● **Problem**: Only a number is wanted: how many lines in these records contain the word "Hydraulics"?

-- begin --

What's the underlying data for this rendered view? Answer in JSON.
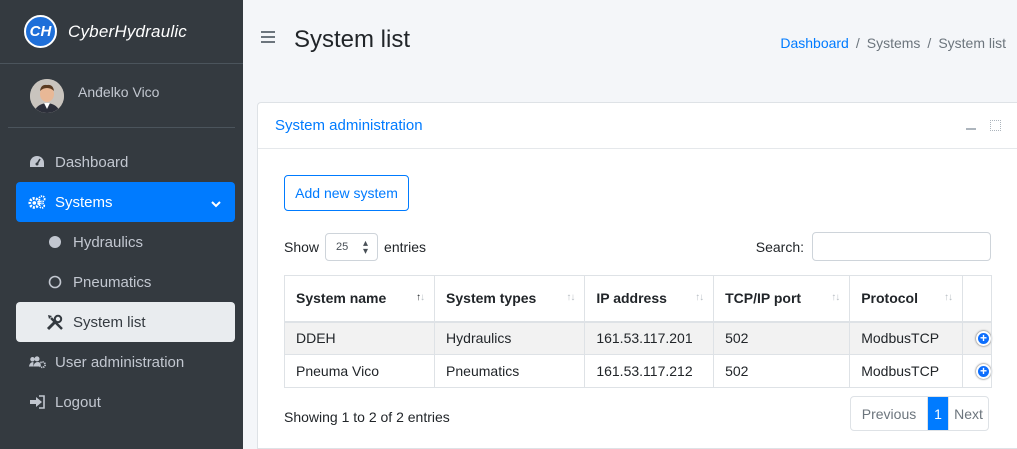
{
  "brand": {
    "logo": "CH",
    "name": "CyberHydraulic"
  },
  "user": {
    "name": "Anđelko Vico"
  },
  "nav": {
    "dashboard": "Dashboard",
    "systems": "Systems",
    "hydraulics": "Hydraulics",
    "pneumatics": "Pneumatics",
    "system_list": "System list",
    "user_admin": "User administration",
    "logout": "Logout"
  },
  "header": {
    "title": "System list",
    "breadcrumb": [
      "Dashboard",
      "Systems",
      "System list"
    ]
  },
  "card": {
    "title": "System administration",
    "add_button": "Add new system",
    "show_label": "Show",
    "entries_label": "entries",
    "length_value": "25",
    "search_label": "Search:",
    "search_value": ""
  },
  "table": {
    "columns": [
      "System name",
      "System types",
      "IP address",
      "TCP/IP port",
      "Protocol"
    ],
    "rows": [
      [
        "DDEH",
        "Hydraulics",
        "161.53.117.201",
        "502",
        "ModbusTCP"
      ],
      [
        "Pneuma Vico",
        "Pneumatics",
        "161.53.117.212",
        "502",
        "ModbusTCP"
      ]
    ]
  },
  "footer": {
    "info": "Showing 1 to 2 of 2 entries",
    "prev": "Previous",
    "page": "1",
    "next": "Next"
  },
  "colors": {
    "accent": "#007bff",
    "sidebar": "#343a40"
  }
}
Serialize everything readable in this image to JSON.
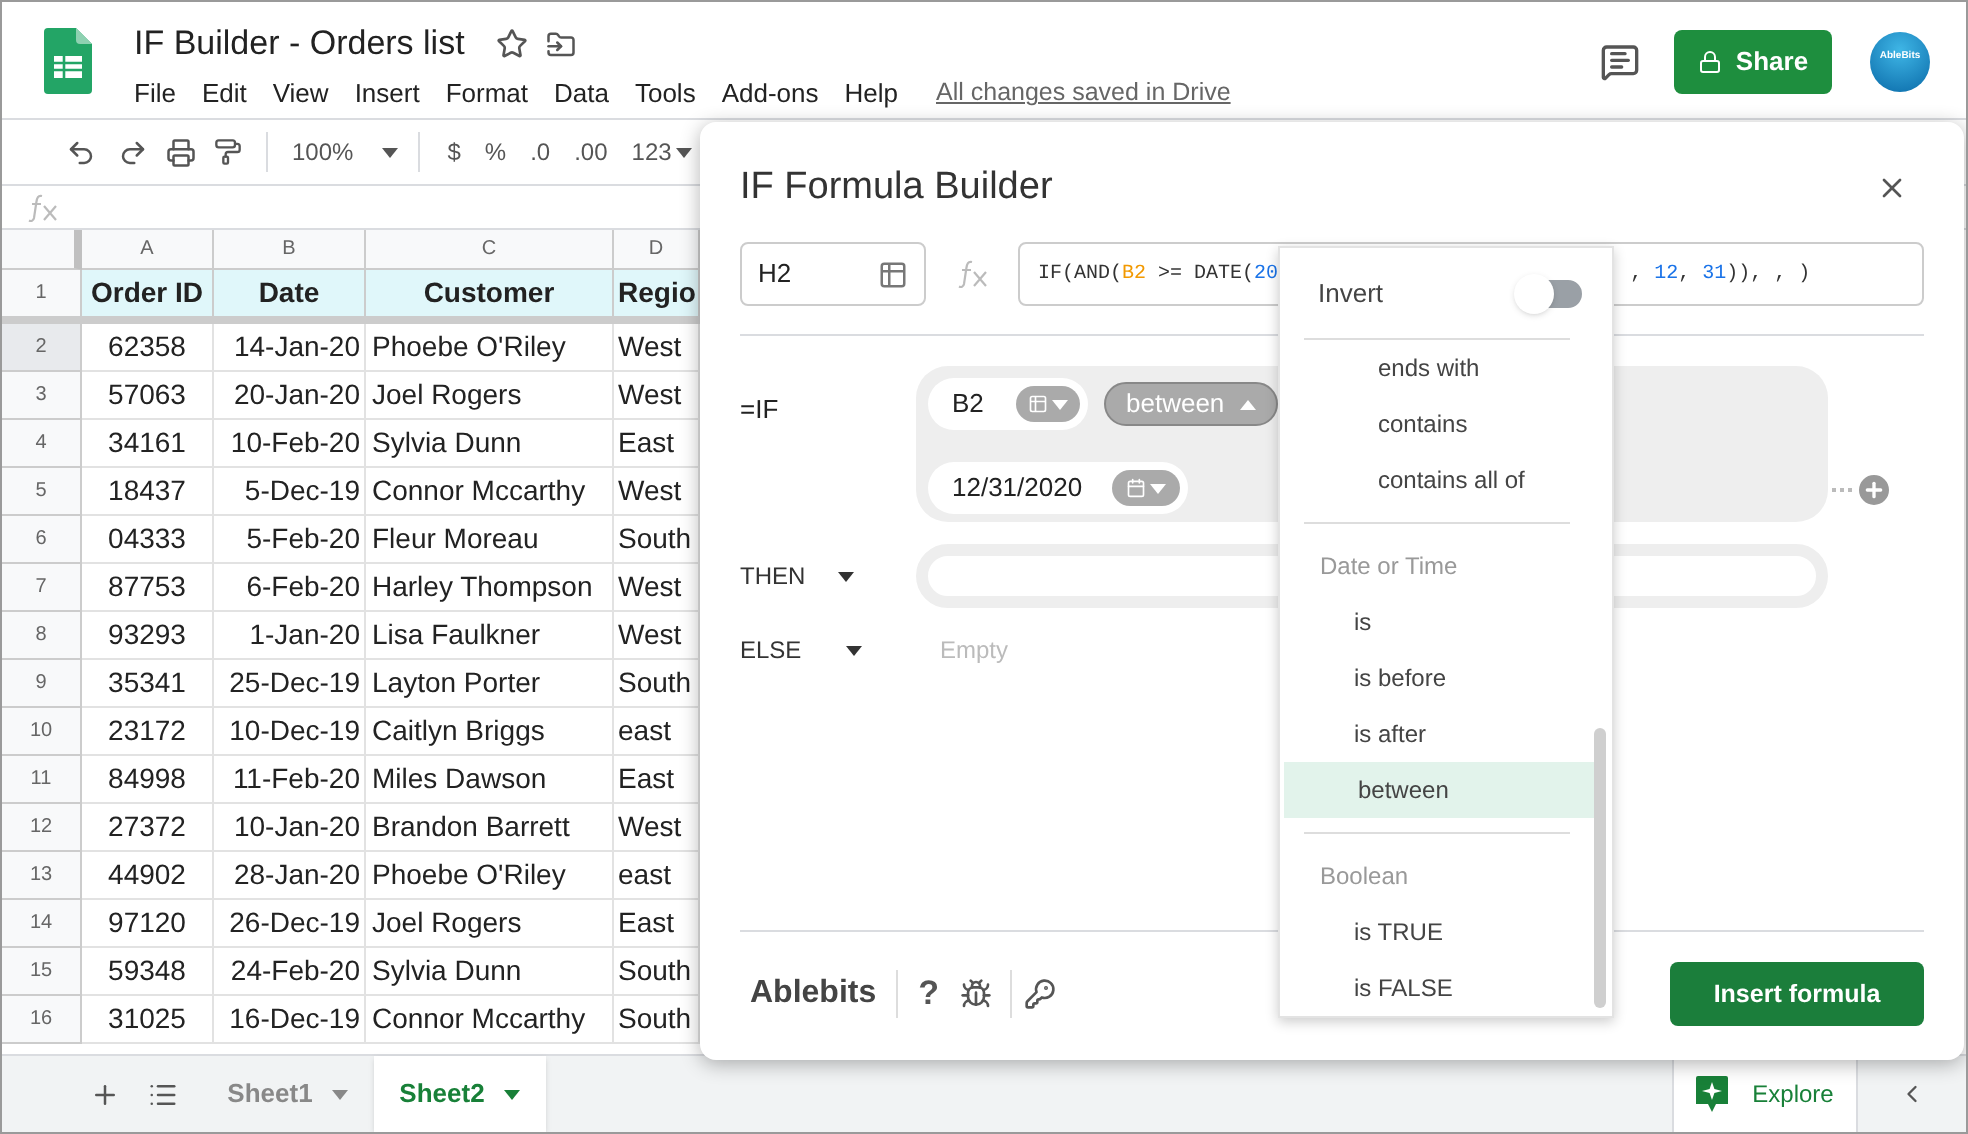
{
  "doc": {
    "title": "IF Builder - Orders list",
    "menu": [
      "File",
      "Edit",
      "View",
      "Insert",
      "Format",
      "Data",
      "Tools",
      "Add-ons",
      "Help"
    ],
    "saved_status": "All changes saved in Drive",
    "share": "Share",
    "avatar": "AbleBits"
  },
  "toolbar": {
    "zoom": "100%",
    "format_buttons": [
      "$",
      "%",
      ".0",
      ".00",
      "123"
    ]
  },
  "sheet": {
    "columns": [
      "A",
      "B",
      "C",
      "D"
    ],
    "header": {
      "number": "1",
      "cells": [
        "Order ID",
        "Date",
        "Customer",
        "Regio"
      ]
    },
    "rows": [
      {
        "number": "2",
        "selected": true,
        "cells": [
          "62358",
          "14-Jan-20",
          "Phoebe O'Riley",
          "West"
        ]
      },
      {
        "number": "3",
        "selected": false,
        "cells": [
          "57063",
          "20-Jan-20",
          "Joel Rogers",
          "West"
        ]
      },
      {
        "number": "4",
        "selected": false,
        "cells": [
          "34161",
          "10-Feb-20",
          "Sylvia Dunn",
          "East"
        ]
      },
      {
        "number": "5",
        "selected": false,
        "cells": [
          "18437",
          "5-Dec-19",
          "Connor Mccarthy",
          "West"
        ]
      },
      {
        "number": "6",
        "selected": false,
        "cells": [
          "04333",
          "5-Feb-20",
          "Fleur Moreau",
          "South"
        ]
      },
      {
        "number": "7",
        "selected": false,
        "cells": [
          "87753",
          "6-Feb-20",
          "Harley Thompson",
          "West"
        ]
      },
      {
        "number": "8",
        "selected": false,
        "cells": [
          "93293",
          "1-Jan-20",
          "Lisa Faulkner",
          "West"
        ]
      },
      {
        "number": "9",
        "selected": false,
        "cells": [
          "35341",
          "25-Dec-19",
          "Layton Porter",
          "South"
        ]
      },
      {
        "number": "10",
        "selected": false,
        "cells": [
          "23172",
          "10-Dec-19",
          "Caitlyn Briggs",
          "east"
        ]
      },
      {
        "number": "11",
        "selected": false,
        "cells": [
          "84998",
          "11-Feb-20",
          "Miles Dawson",
          "East"
        ]
      },
      {
        "number": "12",
        "selected": false,
        "cells": [
          "27372",
          "10-Jan-20",
          "Brandon Barrett",
          "West"
        ]
      },
      {
        "number": "13",
        "selected": false,
        "cells": [
          "44902",
          "28-Jan-20",
          "Phoebe O'Riley",
          "east"
        ]
      },
      {
        "number": "14",
        "selected": false,
        "cells": [
          "97120",
          "26-Dec-19",
          "Joel Rogers",
          "East"
        ]
      },
      {
        "number": "15",
        "selected": false,
        "cells": [
          "59348",
          "24-Feb-20",
          "Sylvia Dunn",
          "South"
        ]
      },
      {
        "number": "16",
        "selected": false,
        "cells": [
          "31025",
          "16-Dec-19",
          "Connor Mccarthy",
          "South"
        ]
      }
    ]
  },
  "sheet_tabs": [
    {
      "label": "Sheet1",
      "selected": false
    },
    {
      "label": "Sheet2",
      "selected": true
    }
  ],
  "explore": "Explore",
  "dialog": {
    "title": "IF Formula Builder",
    "cell_ref": "H2",
    "formula_left": [
      {
        "kind": "fn",
        "text": "IF(AND("
      },
      {
        "kind": "ref",
        "text": "B2"
      },
      {
        "kind": "fn",
        "text": " >= DATE("
      },
      {
        "kind": "num",
        "text": "20"
      }
    ],
    "formula_right": [
      {
        "kind": "fn",
        "text": ", "
      },
      {
        "kind": "num",
        "text": "12"
      },
      {
        "kind": "fn",
        "text": ", "
      },
      {
        "kind": "num",
        "text": "31"
      },
      {
        "kind": "fn",
        "text": ")), , )"
      }
    ],
    "if_label": "=IF",
    "condition": {
      "cell": "B2",
      "operator": "between",
      "operator_expanded": true,
      "value": "12/31/2020"
    },
    "then_label": "THEN",
    "else_label": "ELSE",
    "else_placeholder": "Empty",
    "brand": "Ablebits",
    "help": "?",
    "insert": "Insert formula"
  },
  "dropdown": {
    "invert": {
      "label": "Invert",
      "on": false
    },
    "groups": [
      {
        "items": [
          {
            "label": "ends with",
            "selected": false
          },
          {
            "label": "contains",
            "selected": false
          },
          {
            "label": "contains all of",
            "selected": false
          }
        ]
      },
      {
        "header": "Date or Time",
        "items": [
          {
            "label": "is",
            "selected": false
          },
          {
            "label": "is before",
            "selected": false
          },
          {
            "label": "is after",
            "selected": false
          },
          {
            "label": "between",
            "selected": true
          }
        ]
      },
      {
        "header": "Boolean",
        "items": [
          {
            "label": "is TRUE",
            "selected": false
          },
          {
            "label": "is FALSE",
            "selected": false
          }
        ]
      }
    ]
  }
}
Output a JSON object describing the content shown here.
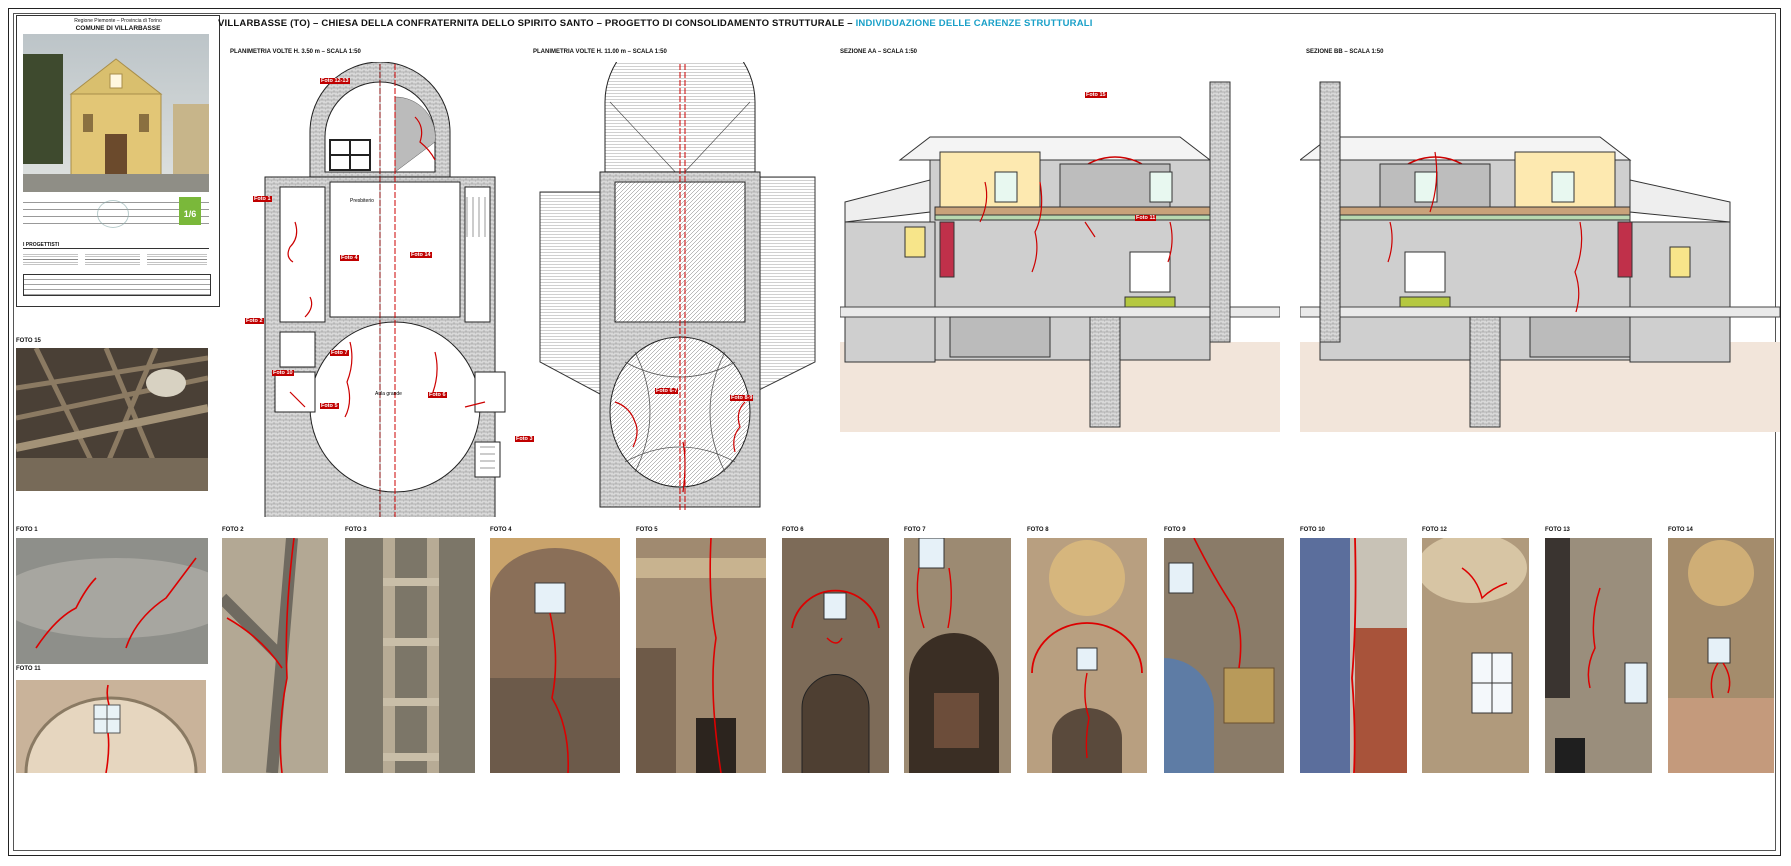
{
  "title_block": {
    "region": "Regione Piemonte – Provincia di Torino",
    "comune": "COMUNE DI VILLARBASSE",
    "sheet_number": "1/6",
    "designers_heading": "I PROGETTISTI"
  },
  "header": {
    "title_main": "VILLARBASSE (TO) – CHIESA DELLA CONFRATERNITA DELLO SPIRITO SANTO – PROGETTO DI CONSOLIDAMENTO STRUTTURALE –",
    "title_highlight": "INDIVIDUAZIONE DELLE CARENZE STRUTTURALI"
  },
  "drawings": {
    "plan1_label": "PLANIMETRIA VOLTE H. 3.50 m – SCALA 1:50",
    "plan2_label": "PLANIMETRIA VOLTE H. 11.00 m – SCALA 1:50",
    "section_aa_label": "SEZIONE AA – SCALA 1:50",
    "section_bb_label": "SEZIONE BB – SCALA 1:50"
  },
  "plan_rooms": {
    "presbiterio": "Presbiterio",
    "aula": "Aula grande"
  },
  "annotations": [
    "Foto 12-13",
    "Foto 1",
    "Foto 4",
    "Foto 14",
    "Foto 2",
    "Foto 10",
    "Foto 7",
    "Foto 6",
    "Foto 5",
    "Foto 3",
    "Foto 6-7",
    "Foto 8-9",
    "Foto 11",
    "Foto 15"
  ],
  "photos": {
    "foto15": "FOTO 15",
    "foto1": "FOTO 1",
    "foto11": "FOTO 11",
    "foto2": "FOTO 2",
    "foto3": "FOTO 3",
    "foto4": "FOTO 4",
    "foto5": "FOTO 5",
    "foto6": "FOTO 6",
    "foto7": "FOTO 7",
    "foto8": "FOTO 8",
    "foto9": "FOTO 9",
    "foto10": "FOTO 10",
    "foto12": "FOTO 12",
    "foto13": "FOTO 13",
    "foto14": "FOTO 14"
  },
  "colors": {
    "crack": "#cc0000",
    "highlight": "#1aa0c8",
    "badge": "#7ab83a"
  }
}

-- end --

● **Result of this exercise**: 2